- Your objective
Each record must be retyped in full. No character may differ.

- Dataset content

------------------------------------

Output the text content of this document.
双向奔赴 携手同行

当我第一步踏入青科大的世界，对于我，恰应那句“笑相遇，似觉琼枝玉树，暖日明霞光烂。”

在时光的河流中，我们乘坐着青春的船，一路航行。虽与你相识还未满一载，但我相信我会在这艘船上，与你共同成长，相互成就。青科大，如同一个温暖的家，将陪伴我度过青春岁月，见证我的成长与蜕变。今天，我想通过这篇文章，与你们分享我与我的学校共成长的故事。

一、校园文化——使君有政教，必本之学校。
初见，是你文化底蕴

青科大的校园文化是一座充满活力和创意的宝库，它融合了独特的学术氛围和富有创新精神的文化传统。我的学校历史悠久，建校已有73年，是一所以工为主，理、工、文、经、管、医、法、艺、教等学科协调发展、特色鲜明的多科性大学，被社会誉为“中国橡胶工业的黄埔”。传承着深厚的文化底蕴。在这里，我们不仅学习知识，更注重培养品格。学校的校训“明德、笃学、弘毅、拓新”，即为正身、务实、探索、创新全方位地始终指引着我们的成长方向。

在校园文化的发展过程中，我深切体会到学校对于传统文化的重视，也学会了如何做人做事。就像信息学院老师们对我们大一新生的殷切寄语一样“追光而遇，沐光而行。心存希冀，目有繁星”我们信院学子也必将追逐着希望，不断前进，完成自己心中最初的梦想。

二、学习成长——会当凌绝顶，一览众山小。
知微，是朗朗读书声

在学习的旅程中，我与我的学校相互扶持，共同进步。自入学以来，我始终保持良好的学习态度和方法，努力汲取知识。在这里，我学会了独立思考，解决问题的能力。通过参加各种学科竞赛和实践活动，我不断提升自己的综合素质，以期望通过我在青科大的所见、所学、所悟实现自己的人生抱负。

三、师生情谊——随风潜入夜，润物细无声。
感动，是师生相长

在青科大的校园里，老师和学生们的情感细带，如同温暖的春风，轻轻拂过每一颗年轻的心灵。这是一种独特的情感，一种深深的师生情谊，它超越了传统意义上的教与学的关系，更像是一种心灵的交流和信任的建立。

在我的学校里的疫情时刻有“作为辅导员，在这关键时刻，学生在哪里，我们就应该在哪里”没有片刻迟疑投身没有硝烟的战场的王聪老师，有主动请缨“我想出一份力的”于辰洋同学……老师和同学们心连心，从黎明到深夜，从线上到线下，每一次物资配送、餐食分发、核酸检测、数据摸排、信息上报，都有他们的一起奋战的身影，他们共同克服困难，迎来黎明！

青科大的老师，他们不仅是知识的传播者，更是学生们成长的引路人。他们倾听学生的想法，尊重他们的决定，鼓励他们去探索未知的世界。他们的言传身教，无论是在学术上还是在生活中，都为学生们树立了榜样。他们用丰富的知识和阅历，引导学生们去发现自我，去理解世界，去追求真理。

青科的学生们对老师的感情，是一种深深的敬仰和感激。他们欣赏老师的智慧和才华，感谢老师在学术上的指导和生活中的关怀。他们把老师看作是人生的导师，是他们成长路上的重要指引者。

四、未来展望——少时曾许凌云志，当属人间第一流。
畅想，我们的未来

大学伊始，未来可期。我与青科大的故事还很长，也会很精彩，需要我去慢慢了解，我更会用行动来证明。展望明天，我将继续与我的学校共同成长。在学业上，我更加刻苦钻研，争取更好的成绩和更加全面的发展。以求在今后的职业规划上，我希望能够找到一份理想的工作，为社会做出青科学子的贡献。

------------------------------------

- Output of the task
Output the text content of this document.
双向奔赴 携手同行

当我第一步踏入青科大的世界，对于我，恰应那句“笑相遇，似觉琼枝玉树，暖日明霞光烂。”

在时光的河流中，我们乘坐着青春的船，一路航行。虽与你相识还未满一载，但我相信我会在这艘船上，与你共同成长，相互成就。青科大，如同一个温暖的家，将陪伴我度过青春岁月，见证我的成长与蜕变。今天，我想通过这篇文章，与你们分享我与我的学校共成长的故事。

一、校园文化——使君有政教，必本之学校。
初见，是你文化底蕴

青科大的校园文化是一座充满活力和创意的宝库，它融合了独特的学术氛围和富有创新精神的文化传统。我的学校历史悠久，建校已有73年，是一所以工为主，理、工、文、经、管、医、法、艺、教等学科协调发展、特色鲜明的多科性大学，被社会誉为“中国橡胶工业的黄埔”。传承着深厚的文化底蕴。在这里，我们不仅学习知识，更注重培养品格。学校的校训“明德、笃学、弘毅、拓新”，即为正身、务实、探索、创新全方位地始终指引着我们的成长方向。

在校园文化的发展过程中，我深切体会到学校对于传统文化的重视，也学会了如何做人做事。就像信息学院老师们对我们大一新生的殷切寄语一样“追光而遇，沐光而行。心存希冀，目有繁星”我们信院学子也必将追逐着希望，不断前进，完成自己心中最初的梦想。

二、学习成长——会当凌绝顶，一览众山小。
知微，是朗朗读书声

在学习的旅程中，我与我的学校相互扶持，共同进步。自入学以来，我始终保持良好的学习态度和方法，努力汲取知识。在这里，我学会了独立思考，解决问题的能力。通过参加各种学科竞赛和实践活动，我不断提升自己的综合素质，以期望通过我在青科大的所见、所学、所悟实现自己的人生抱负。

三、师生情谊——随风潜入夜，润物细无声。
感动，是师生相长

在青科大的校园里，老师和学生们的情感细带，如同温暖的春风，轻轻拂过每一颗年轻的心灵。这是一种独特的情感，一种深深的师生情谊，它超越了传统意义上的教与学的关系，更像是一种心灵的交流和信任的建立。

在我的学校里的疫情时刻有“作为辅导员，在这关键时刻，学生在哪里，我们就应该在哪里”没有片刻迟疑投身没有硝烟的战场的王聪老师，有主动请缨“我想出一份力的”于辰洋同学……老师和同学们心连心，从黎明到深夜，从线上到线下，每一次物资配送、餐食分发、核酸检测、数据摸排、信息上报，都有他们的一起奋战的身影，他们共同克服困难，迎来黎明！

青科大的老师，他们不仅是知识的传播者，更是学生们成长的引路人。他们倾听学生的想法，尊重他们的决定，鼓励他们去探索未知的世界。他们的言传身教，无论是在学术上还是在生活中，都为学生们树立了榜样。他们用丰富的知识和阅历，引导学生们去发现自我，去理解世界，去追求真理。

青科的学生们对老师的感情，是一种深深的敬仰和感激。他们欣赏老师的智慧和才华，感谢老师在学术上的指导和生活中的关怀。他们把老师看作是人生的导师，是他们成长路上的重要指引者。

四、未来展望——少时曾许凌云志，当属人间第一流。
畅想，我们的未来

大学伊始，未来可期。我与青科大的故事还很长，也会很精彩，需要我去慢慢了解，我更会用行动来证明。展望明天，我将继续与我的学校共同成长。在学业上，我更加刻苦钻研，争取更好的成绩和更加全面的发展。以求在今后的职业规划上，我希望能够找到一份理想的工作，为社会做出青科学子的贡献。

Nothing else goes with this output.